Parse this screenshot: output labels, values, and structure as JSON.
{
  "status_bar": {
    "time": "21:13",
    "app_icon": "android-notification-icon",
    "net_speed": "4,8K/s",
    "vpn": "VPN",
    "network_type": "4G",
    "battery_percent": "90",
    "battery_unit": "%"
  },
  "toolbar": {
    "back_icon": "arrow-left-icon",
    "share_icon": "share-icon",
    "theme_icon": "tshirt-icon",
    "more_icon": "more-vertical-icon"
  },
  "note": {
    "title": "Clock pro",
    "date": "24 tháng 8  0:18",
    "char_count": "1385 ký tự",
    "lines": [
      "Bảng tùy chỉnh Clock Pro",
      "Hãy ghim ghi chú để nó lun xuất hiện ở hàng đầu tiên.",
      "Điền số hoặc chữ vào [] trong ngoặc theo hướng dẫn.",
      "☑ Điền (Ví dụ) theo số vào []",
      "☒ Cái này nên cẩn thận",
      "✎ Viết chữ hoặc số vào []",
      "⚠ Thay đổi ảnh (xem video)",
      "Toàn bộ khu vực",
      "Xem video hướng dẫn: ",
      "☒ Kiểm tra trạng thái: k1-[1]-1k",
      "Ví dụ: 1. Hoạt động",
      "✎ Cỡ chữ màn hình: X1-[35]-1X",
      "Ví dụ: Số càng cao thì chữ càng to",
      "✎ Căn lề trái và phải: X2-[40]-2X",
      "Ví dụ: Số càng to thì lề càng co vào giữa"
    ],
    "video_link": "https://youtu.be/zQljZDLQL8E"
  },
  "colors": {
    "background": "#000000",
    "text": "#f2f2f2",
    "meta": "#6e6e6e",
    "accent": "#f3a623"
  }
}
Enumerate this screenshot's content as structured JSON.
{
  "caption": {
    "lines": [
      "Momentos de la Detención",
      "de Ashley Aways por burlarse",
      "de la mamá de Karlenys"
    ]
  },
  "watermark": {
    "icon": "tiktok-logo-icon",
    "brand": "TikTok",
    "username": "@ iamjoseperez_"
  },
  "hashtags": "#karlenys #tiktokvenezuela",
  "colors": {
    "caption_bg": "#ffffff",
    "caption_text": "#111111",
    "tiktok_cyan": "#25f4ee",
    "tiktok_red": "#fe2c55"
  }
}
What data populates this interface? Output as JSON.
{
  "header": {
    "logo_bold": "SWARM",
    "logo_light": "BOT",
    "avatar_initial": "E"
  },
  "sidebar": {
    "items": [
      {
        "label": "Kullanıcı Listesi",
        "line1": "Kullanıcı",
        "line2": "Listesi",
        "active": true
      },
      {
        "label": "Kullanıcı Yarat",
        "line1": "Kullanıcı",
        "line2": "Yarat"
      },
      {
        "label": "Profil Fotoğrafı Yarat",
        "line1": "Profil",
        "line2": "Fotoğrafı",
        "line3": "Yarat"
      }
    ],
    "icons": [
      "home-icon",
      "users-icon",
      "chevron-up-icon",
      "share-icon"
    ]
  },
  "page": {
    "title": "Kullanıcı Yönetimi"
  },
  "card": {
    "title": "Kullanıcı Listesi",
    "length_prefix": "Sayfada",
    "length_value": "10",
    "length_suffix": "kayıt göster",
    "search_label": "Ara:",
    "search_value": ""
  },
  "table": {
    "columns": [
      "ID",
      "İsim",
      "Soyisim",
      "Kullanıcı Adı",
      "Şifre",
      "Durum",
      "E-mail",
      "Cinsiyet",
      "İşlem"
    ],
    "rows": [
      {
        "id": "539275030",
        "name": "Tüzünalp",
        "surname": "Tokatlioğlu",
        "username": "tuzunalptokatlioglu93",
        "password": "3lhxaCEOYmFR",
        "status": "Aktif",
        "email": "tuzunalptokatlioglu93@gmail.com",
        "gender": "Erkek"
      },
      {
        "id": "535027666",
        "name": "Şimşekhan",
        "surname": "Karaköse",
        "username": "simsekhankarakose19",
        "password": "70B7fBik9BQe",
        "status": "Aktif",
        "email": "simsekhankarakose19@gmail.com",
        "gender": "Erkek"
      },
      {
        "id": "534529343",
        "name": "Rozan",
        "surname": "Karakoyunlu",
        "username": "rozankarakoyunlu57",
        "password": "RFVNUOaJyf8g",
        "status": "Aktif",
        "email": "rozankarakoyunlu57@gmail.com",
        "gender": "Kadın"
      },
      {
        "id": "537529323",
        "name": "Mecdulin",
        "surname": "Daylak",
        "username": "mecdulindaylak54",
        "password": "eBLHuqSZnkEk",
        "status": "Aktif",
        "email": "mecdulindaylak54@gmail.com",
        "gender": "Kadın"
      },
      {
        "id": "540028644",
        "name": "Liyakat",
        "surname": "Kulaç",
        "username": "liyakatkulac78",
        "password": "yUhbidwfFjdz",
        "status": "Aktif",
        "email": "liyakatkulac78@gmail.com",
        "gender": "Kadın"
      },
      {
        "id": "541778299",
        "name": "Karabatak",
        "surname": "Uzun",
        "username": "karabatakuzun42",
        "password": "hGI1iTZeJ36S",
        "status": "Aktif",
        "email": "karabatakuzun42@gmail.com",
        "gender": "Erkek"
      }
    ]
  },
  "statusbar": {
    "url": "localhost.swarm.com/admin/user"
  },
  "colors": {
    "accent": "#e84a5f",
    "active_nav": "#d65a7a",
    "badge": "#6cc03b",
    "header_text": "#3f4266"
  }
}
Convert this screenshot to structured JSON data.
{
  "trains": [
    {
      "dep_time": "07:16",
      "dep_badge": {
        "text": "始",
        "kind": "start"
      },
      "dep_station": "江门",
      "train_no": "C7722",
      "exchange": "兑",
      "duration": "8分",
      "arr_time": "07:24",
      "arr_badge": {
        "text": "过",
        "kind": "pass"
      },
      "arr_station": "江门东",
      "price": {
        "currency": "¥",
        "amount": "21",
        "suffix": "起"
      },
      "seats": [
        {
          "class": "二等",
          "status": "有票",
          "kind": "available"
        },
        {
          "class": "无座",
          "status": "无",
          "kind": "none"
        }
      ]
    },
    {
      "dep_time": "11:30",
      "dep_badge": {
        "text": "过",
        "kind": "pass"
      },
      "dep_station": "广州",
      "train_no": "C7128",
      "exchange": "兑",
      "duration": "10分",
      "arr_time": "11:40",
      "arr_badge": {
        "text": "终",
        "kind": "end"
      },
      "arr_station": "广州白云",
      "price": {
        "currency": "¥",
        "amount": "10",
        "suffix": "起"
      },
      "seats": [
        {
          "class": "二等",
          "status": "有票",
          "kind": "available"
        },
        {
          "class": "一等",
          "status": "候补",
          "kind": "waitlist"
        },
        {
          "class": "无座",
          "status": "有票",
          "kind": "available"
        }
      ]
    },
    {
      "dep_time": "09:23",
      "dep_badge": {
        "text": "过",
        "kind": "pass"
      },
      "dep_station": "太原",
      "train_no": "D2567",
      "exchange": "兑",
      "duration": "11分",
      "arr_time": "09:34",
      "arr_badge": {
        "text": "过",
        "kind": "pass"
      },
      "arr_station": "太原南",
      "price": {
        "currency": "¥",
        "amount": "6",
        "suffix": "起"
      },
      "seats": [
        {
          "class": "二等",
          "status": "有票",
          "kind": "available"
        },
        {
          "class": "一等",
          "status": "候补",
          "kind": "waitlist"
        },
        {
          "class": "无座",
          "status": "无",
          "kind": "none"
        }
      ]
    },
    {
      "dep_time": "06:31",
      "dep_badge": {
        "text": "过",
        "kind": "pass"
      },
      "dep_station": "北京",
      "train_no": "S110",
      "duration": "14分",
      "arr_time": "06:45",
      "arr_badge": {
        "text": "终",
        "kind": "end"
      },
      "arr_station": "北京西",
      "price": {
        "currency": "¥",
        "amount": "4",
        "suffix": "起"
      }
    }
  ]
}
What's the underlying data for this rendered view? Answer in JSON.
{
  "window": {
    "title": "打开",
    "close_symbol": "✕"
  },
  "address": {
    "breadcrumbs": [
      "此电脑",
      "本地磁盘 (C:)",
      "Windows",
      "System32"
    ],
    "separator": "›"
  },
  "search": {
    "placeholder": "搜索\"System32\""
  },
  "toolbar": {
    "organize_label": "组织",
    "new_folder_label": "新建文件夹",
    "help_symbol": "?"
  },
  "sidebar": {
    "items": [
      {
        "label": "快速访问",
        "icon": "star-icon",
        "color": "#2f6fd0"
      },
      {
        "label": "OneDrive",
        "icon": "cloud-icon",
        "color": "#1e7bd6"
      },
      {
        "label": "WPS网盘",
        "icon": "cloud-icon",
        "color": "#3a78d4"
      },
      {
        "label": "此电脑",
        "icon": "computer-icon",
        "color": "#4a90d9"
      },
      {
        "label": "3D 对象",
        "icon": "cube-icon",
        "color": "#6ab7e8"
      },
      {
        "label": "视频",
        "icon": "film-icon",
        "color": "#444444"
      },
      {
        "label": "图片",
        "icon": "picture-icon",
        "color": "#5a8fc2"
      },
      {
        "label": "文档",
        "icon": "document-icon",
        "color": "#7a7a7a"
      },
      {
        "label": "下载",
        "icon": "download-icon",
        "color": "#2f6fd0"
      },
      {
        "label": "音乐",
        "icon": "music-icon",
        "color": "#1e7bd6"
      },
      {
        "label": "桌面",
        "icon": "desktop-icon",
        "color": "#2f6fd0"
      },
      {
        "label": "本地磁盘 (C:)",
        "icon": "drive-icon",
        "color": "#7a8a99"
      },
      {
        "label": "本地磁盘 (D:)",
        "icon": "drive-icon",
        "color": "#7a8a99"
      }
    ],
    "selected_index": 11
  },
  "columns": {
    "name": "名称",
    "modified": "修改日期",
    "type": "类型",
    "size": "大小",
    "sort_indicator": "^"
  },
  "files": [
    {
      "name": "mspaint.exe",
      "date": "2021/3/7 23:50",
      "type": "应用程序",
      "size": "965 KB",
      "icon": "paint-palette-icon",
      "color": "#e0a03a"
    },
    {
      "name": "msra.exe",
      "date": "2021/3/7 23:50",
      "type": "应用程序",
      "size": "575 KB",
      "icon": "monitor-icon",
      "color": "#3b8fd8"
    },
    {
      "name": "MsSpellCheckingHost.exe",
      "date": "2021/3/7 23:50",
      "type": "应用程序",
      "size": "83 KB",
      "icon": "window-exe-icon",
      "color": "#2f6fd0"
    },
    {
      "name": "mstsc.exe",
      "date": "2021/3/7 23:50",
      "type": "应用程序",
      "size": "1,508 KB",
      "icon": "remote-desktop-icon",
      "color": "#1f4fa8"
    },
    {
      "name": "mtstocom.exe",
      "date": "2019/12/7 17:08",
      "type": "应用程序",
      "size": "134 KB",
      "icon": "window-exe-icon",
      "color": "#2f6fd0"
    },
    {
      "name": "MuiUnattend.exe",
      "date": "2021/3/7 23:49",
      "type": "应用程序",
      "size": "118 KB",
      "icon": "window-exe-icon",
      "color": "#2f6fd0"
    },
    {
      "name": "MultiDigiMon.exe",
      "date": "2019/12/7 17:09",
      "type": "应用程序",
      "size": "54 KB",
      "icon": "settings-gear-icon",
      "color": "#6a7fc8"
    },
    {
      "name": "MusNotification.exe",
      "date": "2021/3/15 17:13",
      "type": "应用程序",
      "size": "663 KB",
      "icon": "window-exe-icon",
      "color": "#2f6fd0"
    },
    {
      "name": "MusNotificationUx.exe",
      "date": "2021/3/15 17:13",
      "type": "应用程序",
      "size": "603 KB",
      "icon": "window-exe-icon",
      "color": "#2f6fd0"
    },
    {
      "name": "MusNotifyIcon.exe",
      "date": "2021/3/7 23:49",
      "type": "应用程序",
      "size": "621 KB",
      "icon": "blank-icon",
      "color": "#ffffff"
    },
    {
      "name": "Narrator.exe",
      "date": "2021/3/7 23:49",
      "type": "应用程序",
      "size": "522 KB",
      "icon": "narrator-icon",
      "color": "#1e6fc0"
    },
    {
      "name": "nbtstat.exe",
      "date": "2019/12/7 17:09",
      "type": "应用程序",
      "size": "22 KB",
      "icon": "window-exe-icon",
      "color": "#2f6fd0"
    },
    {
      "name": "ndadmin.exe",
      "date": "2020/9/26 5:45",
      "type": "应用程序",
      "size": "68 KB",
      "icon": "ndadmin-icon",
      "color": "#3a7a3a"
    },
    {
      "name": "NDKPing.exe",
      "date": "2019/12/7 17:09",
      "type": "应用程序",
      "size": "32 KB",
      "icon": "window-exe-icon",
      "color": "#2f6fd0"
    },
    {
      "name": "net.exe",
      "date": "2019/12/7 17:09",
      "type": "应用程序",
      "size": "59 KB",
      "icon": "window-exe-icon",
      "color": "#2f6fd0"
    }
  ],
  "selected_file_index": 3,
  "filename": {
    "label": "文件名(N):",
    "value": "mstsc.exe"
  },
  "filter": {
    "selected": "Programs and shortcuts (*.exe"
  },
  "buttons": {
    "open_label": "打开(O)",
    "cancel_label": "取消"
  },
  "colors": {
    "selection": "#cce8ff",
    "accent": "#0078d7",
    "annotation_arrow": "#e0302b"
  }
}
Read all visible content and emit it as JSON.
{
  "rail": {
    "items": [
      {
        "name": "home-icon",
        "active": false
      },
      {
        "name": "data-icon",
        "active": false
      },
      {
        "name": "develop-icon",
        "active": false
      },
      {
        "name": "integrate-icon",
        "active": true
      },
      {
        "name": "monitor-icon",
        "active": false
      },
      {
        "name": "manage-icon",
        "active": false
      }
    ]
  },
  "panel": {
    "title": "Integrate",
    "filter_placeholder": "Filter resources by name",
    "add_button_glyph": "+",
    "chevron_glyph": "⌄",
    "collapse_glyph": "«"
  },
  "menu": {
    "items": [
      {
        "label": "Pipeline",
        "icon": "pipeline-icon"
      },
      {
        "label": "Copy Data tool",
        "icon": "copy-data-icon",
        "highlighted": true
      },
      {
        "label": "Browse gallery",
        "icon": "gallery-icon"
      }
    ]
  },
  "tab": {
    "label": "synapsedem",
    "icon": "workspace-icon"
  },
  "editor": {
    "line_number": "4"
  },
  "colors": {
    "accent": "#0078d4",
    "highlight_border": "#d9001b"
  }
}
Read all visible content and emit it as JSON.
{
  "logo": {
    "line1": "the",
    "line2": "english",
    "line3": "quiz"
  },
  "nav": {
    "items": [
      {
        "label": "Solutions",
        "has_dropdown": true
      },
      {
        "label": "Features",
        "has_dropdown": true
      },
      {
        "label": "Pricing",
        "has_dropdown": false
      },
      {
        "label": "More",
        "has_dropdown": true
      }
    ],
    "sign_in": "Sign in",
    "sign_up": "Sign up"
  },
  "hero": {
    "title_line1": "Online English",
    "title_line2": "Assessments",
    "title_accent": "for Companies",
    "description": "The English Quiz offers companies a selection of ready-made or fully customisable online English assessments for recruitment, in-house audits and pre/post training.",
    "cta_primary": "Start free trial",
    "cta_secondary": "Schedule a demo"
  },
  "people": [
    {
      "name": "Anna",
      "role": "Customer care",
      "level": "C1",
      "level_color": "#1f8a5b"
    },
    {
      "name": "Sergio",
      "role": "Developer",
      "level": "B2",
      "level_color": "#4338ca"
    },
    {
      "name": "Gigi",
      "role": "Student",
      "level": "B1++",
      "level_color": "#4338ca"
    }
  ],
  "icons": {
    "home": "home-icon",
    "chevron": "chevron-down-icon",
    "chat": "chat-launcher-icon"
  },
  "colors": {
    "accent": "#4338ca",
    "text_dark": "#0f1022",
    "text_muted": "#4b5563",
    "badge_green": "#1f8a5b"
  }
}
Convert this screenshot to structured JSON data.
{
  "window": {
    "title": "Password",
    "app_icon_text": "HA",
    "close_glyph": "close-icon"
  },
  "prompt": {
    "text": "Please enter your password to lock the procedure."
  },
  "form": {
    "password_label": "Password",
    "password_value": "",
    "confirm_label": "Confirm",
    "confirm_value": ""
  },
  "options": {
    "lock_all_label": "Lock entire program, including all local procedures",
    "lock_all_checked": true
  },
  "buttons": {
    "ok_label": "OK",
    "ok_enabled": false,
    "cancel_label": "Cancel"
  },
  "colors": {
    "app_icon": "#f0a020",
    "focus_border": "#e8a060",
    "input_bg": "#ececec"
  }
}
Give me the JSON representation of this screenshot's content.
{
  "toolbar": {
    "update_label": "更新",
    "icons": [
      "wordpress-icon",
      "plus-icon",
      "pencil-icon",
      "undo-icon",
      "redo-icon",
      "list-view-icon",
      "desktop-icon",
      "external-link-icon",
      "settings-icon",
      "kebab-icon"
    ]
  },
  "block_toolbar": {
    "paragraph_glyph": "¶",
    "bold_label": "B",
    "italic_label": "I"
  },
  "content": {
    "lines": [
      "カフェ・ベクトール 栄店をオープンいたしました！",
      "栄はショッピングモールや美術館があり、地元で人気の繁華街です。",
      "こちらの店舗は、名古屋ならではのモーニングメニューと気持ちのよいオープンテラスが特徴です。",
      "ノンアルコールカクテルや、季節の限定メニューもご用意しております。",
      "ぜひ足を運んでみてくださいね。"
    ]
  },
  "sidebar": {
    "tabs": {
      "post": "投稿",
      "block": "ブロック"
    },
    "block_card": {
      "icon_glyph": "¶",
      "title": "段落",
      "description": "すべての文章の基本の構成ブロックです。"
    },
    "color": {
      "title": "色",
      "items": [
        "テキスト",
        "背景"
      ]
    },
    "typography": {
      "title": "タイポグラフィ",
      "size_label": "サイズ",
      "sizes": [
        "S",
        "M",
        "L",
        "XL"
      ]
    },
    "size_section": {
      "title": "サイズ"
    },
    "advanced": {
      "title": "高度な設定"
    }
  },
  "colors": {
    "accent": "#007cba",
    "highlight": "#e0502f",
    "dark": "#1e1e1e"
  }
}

┄┄┄┄┄┄

◆ **WORK TO COMPLETE**
Return every line above in which the string "hoặc" occurs.

◆ **ANSWER TO THIS PROBLEM**
      "Điền số hoặc chữ vào [] trong ngoặc theo hướng dẫn.",
      "✎ Viết chữ hoặc số vào []",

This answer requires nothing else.